Given problem 1:
Reproduce the autoPyTorch commit diff, beginning at the words "diff --git a/autoPyTorch/evaluation/train_evaluator.py" and stopping after "The perturbation magnitude.", and swap "perturbation magnitude" for "noise magnitude".
Given problem 2:
Extend the autoPyTorch commit diff past its final line.

Page excerpt:

________

[refactor] Address Shuhei's comments

nabenabe0928 · ravinkohli · commit b7a08978c8d2 · 2021-12-21T17:36:40.000+01:00
[fix] Fix Flake8 issues

[refactor] Address Shuhei's comment

[refactor] Address Shuhei's comments

[refactor] Address Shuhei's comments

[refactor] Address Shuhei's comments
diff --git a/autoPyTorch/evaluation/tae.py b/autoPyTorch/evaluation/tae.py
@@ -186,8 +186,7 @@ def __init__(
         else:
             raise ValueError("resampling strategy must be in "
                              "(HoldoutValTypes, CrossValTypes, NoResamplingStrategyTypes), "
-                             "but got {}.".format(self.resampling_strategy)
-            )
+                             "but got {}.".format(self.resampling_strategy))
 
         self.worst_possible_result = cost_for_crash
 
diff --git a/autoPyTorch/evaluation/train_evaluator.py b/autoPyTorch/evaluation/train_evaluator.py
@@ -156,7 +156,6 @@ def __init__(self, backend: Backend, queue: Queue,
                 'resampling_strategy, but got {}'.format(self.datamanager.resampling_strategy)
             )
 
-
         self.splits = self.datamanager.splits
         if self.splits is None:
             raise AttributeError("Must have called create_splits on {}".format(self.datamanager.__class__.__name__))
diff --git a/autoPyTorch/pipeline/components/training/trainer/AdversarialTrainer.py b/autoPyTorch/pipeline/components/training/trainer/AdversarialTrainer.py
@@ -37,7 +37,11 @@ def __init__(
 
         Args:
             epsilon (float): The perturbation magnitude.
-
+        
+        References:
+            Explaining and Harnessing Adversarial Examples
+            Ian J. Goodfellow et. al.
+            https://arxiv.org/pdf/1412.6572.pdf
         """
         super().__init__(random_state=random_state,
                          weighted_loss=weighted_loss,
@@ -96,10 +100,10 @@ def train_step(self, data: np.ndarray, targets: np.ndarray) -> Tuple[float, torc
         # training
         self.optimizer.zero_grad()
         original_outputs = self.model(original_data)
-        adversarial_output = self.model(adversarial_data)
+        adversarial_outputs = self.model(adversarial_data)
 
         loss_func = self.criterion_preparation(**criterion_kwargs)

________

Material provided:
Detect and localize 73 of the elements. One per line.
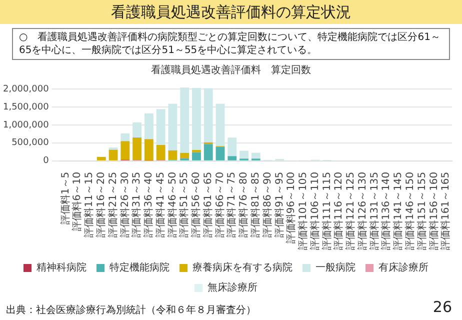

________

Task output 1:
diff --git a/autoPyTorch/evaluation/train_evaluator.py b/autoPyTorch/evaluation/train_evaluator.py
@@ -156,7 +156,6 @@ def __init__(self, backend: Backend, queue: Queue,
                 'resampling_strategy, but got {}'.format(self.datamanager.resampling_strategy)
             )
 
-
         self.splits = self.datamanager.splits
         if self.splits is None:
             raise AttributeError("Must have called create_splits on {}".format(self.datamanager.__class__.__name__))
diff --git a/autoPyTorch/pipeline/components/training/trainer/AdversarialTrainer.py b/autoPyTorch/pipeline/components/training/trainer/AdversarialTrainer.py
@@ -37,7 +37,11 @@ def __init__(
 
         Args:
             epsilon (float): The noise magnitude.

Task output 2:
-        loss = loss_func(self.criterion, original_outputs, adversarial_output)
+        loss = loss_func(self.criterion, original_outputs, adversarial_outputs)
         loss.backward()
         self.optimizer.step()
         if self.scheduler:
@@ -125,6 +129,9 @@ def fgsm_attack(
 
         Returns:
             adv_data (np.ndarray): the adversarial examples.
+        
+        References:
+            https://pytorch.org/tutorials/beginner/fgsm_tutorial.html#fgsm-attack
         """
         data_copy = deepcopy(data)
         data_copy = data_copy.float().to(self.device)
@@ -159,7 +166,7 @@ def get_hyperparameter_search_space(
         dataset_properties: Optional[Dict] = None,
         weighted_loss: HyperparameterSearchSpace = HyperparameterSearchSpace(
             hyperparameter="weighted_loss",
-            value_range=[True, False],
+            value_range=(True, False),
             default_value=True),
         la_steps: HyperparameterSearchSpace = HyperparameterSearchSpace(
             hyperparameter="la_steps",
@@ -196,9 +203,7 @@ def get_hyperparameter_search_space(
 
         add_hyperparameter(cs, epsilon, UniformFloatHyperparameter)
         add_hyperparameter(cs, use_stochastic_weight_averaging, CategoricalHyperparameter)
-        snapshot_ensemble_flag = False
-        if any(use_snapshot_ensemble.value_range):
-            snapshot_ensemble_flag = True
+        snapshot_ensemble_flag = any(use_snapshot_ensemble.value_range)
 
         use_snapshot_ensemble = get_hyperparameter(use_snapshot_ensemble, CategoricalHyperparameter)
         cs.add_hyperparameter(use_snapshot_ensemble)
@@ -209,9 +214,7 @@ def get_hyperparameter_search_space(
             cond = EqualsCondition(se_lastk, use_snapshot_ensemble, True)
             cs.add_condition(cond)
 
-        lookahead_flag = False
-        if any(use_lookahead_optimizer.value_range):
-            lookahead_flag = True
+        lookahead_flag = any(use_lookahead_optimizer.value_range)
 
         use_lookahead_optimizer = get_hyperparameter(use_lookahead_optimizer, CategoricalHyperparameter)
         cs.add_hyperparameter(use_lookahead_optimizer)
diff --git a/autoPyTorch/pipeline/components/training/trainer/GridCutMixTrainer.py b/autoPyTorch/pipeline/components/training/trainer/GridCutMixTrainer.py
@@ -26,14 +26,15 @@ def data_preparation(self, X: np.ndarray, y: np.ndarray,
             np.ndarray: that processes data
             typing.Dict[str, np.ndarray]: arguments to the criterion function
         """
-        beta = 1.0
-        lam = self.random_state.beta(beta, beta)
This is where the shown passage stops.